Repeat the listing in full, exactly as it stands.

***** RECORDS FOR THE EXERCISE

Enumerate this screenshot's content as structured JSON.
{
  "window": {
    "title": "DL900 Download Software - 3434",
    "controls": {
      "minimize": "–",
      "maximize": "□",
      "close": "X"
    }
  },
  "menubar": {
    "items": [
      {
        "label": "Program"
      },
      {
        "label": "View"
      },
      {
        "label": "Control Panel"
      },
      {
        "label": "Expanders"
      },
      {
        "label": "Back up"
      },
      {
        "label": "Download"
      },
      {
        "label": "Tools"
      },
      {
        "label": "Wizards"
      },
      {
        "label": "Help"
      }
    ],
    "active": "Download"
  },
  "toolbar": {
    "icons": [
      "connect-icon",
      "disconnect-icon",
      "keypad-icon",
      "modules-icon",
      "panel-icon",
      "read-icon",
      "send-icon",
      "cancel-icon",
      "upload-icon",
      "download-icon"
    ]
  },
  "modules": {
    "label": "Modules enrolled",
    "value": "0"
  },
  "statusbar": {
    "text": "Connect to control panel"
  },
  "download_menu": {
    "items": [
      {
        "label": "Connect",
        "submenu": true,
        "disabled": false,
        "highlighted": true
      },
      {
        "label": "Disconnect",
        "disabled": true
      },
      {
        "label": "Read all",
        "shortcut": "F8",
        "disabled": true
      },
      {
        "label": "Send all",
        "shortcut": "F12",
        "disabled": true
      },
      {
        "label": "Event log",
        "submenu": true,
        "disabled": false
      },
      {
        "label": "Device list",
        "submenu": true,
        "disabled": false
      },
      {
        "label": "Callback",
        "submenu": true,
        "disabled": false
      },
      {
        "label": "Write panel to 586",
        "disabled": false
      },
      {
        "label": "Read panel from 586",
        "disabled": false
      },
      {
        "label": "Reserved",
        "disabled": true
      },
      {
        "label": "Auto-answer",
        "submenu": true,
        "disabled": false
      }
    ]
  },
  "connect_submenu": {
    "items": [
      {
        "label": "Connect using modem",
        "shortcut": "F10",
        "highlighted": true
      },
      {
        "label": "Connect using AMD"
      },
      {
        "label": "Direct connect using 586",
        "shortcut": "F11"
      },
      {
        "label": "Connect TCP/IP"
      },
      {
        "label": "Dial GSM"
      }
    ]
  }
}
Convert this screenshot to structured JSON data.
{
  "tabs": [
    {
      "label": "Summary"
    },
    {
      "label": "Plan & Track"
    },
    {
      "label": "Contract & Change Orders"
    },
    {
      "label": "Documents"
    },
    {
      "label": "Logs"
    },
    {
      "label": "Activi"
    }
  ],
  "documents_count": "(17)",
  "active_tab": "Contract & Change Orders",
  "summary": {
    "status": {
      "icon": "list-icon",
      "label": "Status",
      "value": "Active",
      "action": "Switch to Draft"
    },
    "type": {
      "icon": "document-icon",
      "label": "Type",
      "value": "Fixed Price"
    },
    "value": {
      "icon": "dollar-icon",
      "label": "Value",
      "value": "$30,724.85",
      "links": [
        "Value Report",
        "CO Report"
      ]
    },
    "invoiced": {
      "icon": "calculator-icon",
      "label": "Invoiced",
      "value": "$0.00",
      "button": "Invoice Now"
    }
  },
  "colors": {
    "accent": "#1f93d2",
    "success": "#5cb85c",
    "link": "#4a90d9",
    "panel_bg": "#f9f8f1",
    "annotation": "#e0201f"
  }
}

**********

> _COMPLETE ANSWER_
Enumerate this screenshot's content as structured JSON.
{
  "window": {
    "title": "DL900 Download Software - 3434",
    "controls": {
      "minimize": "–",
      "maximize": "□",
      "close": "X"
    }
  },
  "menubar": {
    "items": [
      {
        "label": "Program"
      },
      {
        "label": "View"
      },
      {
        "label": "Control Panel"
      },
      {
        "label": "Expanders"
      },
      {
        "label": "Back up"
      },
      {
        "label": "Download"
      },
      {
        "label": "Tools"
      },
      {
        "label": "Wizards"
      },
      {
        "label": "Help"
      }
    ],
    "active": "Download"
  },
  "toolbar": {
    "icons": [
      "connect-icon",
      "disconnect-icon",
      "keypad-icon",
      "modules-icon",
      "panel-icon",
      "read-icon",
      "send-icon",
      "cancel-icon",
      "upload-icon",
      "download-icon"
    ]
  },
  "modules": {
    "label": "Modules enrolled",
    "value": "0"
  },
  "statusbar": {
    "text": "Connect to control panel"
  },
  "download_menu": {
    "items": [
      {
        "label": "Connect",
        "submenu": true,
        "disabled": false,
        "highlighted": true
      },
      {
        "label": "Disconnect",
        "disabled": true
      },
      {
        "label": "Read all",
        "shortcut": "F8",
        "disabled": true
      },
      {
        "label": "Send all",
        "shortcut": "F12",
        "disabled": true
      },
      {
        "label": "Event log",
        "submenu": true,
        "disabled": false
      },
      {
        "label": "Device list",
        "submenu": true,
        "disabled": false
      },
      {
        "label": "Callback",
        "submenu": true,
        "disabled": false
      },
      {
        "label": "Write panel to 586",
        "disabled": false
      },
      {
        "label": "Read panel from 586",
        "disabled": false
      },
      {
        "label": "Reserved",
        "disabled": true
      },
      {
        "label": "Auto-answer",
        "submenu": true,
        "disabled": false
      }
    ]
  },
  "connect_submenu": {
    "items": [
      {
        "label": "Connect using modem",
        "shortcut": "F10",
        "highlighted": true
      },
      {
        "label": "Connect using AMD"
      },
      {
        "label": "Direct connect using 586",
        "shortcut": "F11"
      },
      {
        "label": "Connect TCP/IP"
      },
      {
        "label": "Dial GSM"
      }
    ]
  }
}
Convert this screenshot to structured JSON data.
{
  "tabs": [
    {
      "label": "Summary"
    },
    {
      "label": "Plan & Track"
    },
    {
      "label": "Contract & Change Orders"
    },
    {
      "label": "Documents"
    },
    {
      "label": "Logs"
    },
    {
      "label": "Activi"
    }
  ],
  "documents_count": "(17)",
  "active_tab": "Contract & Change Orders",
  "summary": {
    "status": {
      "icon": "list-icon",
      "label": "Status",
      "value": "Active",
      "action": "Switch to Draft"
    },
    "type": {
      "icon": "document-icon",
      "label": "Type",
      "value": "Fixed Price"
    },
    "value": {
      "icon": "dollar-icon",
      "label": "Value",
      "value": "$30,724.85",
      "links": [
        "Value Report",
        "CO Report"
      ]
    },
    "invoiced": {
      "icon": "calculator-icon",
      "label": "Invoiced",
      "value": "$0.00",
      "button": "Invoice Now"
    }
  },
  "colors": {
    "accent": "#1f93d2",
    "success": "#5cb85c",
    "link": "#4a90d9",
    "panel_bg": "#f9f8f1",
    "annotation": "#e0201f"
  }
}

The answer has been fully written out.